====== EXERCISE MATERIALS

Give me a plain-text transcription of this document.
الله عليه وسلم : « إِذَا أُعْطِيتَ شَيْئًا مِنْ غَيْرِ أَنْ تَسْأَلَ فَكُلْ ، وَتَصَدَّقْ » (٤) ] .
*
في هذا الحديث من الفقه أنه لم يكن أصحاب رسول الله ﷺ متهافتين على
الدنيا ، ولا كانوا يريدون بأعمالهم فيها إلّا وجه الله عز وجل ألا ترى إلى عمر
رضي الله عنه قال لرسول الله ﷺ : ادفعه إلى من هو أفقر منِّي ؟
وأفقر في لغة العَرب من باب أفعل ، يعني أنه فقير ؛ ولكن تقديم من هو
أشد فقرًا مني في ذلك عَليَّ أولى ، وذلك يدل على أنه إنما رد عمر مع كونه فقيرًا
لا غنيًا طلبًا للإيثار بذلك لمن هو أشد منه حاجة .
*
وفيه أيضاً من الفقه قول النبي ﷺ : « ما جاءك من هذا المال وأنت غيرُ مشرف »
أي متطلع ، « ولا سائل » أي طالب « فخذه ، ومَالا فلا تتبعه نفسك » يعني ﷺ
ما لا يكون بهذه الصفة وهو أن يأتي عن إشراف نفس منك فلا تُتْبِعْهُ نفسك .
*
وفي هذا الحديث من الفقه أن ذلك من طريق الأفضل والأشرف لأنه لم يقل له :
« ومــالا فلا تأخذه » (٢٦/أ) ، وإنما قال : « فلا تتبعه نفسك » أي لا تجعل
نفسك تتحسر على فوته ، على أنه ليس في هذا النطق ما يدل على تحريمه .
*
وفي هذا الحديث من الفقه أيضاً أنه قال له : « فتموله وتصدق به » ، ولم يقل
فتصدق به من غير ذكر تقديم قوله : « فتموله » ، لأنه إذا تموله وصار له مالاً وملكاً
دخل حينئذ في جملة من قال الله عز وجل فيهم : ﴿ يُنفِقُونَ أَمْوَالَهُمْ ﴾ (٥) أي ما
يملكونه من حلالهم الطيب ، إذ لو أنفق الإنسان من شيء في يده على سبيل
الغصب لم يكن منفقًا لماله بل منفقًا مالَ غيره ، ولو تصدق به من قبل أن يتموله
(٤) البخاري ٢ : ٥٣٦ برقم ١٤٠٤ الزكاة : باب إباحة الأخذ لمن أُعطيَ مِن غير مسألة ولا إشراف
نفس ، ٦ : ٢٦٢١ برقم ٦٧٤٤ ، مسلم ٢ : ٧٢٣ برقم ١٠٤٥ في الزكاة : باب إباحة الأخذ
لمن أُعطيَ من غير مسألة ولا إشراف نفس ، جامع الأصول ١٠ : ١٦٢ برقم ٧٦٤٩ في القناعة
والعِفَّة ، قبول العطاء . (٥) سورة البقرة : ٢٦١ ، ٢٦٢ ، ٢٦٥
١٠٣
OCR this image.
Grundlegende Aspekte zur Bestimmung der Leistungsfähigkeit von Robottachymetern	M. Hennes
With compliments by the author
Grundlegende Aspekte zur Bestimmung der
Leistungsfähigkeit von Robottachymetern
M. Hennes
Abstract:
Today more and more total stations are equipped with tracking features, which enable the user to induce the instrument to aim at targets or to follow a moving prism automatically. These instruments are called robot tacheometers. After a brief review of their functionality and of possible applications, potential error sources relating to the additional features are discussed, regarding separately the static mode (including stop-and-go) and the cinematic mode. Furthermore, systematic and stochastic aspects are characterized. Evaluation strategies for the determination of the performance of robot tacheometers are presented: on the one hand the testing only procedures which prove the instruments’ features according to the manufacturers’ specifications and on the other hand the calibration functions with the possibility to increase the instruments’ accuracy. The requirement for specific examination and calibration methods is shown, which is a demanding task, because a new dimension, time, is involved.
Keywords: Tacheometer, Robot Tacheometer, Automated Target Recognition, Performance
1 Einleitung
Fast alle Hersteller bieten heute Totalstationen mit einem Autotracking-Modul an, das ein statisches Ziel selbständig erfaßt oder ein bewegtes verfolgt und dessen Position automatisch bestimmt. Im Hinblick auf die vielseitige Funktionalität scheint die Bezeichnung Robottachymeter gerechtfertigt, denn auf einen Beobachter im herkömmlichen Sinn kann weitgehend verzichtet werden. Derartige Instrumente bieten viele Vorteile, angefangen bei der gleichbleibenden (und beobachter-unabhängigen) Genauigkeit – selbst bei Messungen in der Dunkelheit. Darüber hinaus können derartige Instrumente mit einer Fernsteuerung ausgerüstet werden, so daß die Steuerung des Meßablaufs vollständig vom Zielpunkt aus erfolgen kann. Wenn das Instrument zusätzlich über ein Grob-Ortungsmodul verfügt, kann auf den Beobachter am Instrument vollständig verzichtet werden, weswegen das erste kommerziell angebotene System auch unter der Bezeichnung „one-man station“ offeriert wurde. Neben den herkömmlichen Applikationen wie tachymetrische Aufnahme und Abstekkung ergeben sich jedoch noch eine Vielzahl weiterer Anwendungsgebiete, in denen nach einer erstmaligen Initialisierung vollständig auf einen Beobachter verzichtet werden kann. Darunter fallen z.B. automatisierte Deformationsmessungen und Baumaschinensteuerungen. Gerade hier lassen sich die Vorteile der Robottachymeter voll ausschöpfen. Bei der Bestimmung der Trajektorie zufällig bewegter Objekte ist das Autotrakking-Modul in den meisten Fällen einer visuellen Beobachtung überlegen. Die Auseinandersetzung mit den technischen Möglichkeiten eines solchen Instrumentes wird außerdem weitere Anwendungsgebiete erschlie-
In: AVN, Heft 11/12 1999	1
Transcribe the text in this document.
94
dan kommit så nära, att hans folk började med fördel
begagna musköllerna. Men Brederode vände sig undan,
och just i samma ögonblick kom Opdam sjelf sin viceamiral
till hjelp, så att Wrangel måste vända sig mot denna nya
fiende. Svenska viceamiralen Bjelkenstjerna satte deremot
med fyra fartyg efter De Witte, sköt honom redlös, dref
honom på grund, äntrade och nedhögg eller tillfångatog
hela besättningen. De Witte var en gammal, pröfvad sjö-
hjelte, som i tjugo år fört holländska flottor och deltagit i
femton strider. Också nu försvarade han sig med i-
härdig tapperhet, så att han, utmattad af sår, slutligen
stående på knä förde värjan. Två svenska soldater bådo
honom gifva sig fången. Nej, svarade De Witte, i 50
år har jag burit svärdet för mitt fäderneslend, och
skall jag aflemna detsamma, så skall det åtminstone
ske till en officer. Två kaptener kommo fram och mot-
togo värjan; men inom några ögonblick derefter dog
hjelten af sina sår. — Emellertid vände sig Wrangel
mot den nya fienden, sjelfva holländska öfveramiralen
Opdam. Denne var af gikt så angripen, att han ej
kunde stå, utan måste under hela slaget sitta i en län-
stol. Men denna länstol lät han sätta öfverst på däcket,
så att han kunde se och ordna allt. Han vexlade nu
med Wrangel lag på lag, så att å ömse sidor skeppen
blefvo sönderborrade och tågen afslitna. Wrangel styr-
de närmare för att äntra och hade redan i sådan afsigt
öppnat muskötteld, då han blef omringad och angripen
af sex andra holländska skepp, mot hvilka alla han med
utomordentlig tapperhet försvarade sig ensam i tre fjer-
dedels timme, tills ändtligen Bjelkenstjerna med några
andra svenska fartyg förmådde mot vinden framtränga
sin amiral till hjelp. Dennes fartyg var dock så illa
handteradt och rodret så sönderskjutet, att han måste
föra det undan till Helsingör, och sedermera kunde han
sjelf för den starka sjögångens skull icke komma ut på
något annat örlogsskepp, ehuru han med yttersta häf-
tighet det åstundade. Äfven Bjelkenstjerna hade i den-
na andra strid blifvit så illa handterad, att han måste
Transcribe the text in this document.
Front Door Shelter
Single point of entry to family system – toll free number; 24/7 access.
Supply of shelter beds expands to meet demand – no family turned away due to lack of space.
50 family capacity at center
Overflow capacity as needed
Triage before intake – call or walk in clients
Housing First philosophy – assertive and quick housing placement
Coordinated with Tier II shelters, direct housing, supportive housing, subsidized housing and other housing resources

============

[SHORT TASK] Pull out all lines from the entries above in which the word "يعني" appears.

[RESULT]
وأفقر في لغة العَرب من باب أفعل ، يعني أنه فقير ؛ ولكن تقديم من هو
أي متطلع ، « ولا سائل » أي طالب « فخذه ، ومَالا فلا تتبعه نفسك » يعني ﷺ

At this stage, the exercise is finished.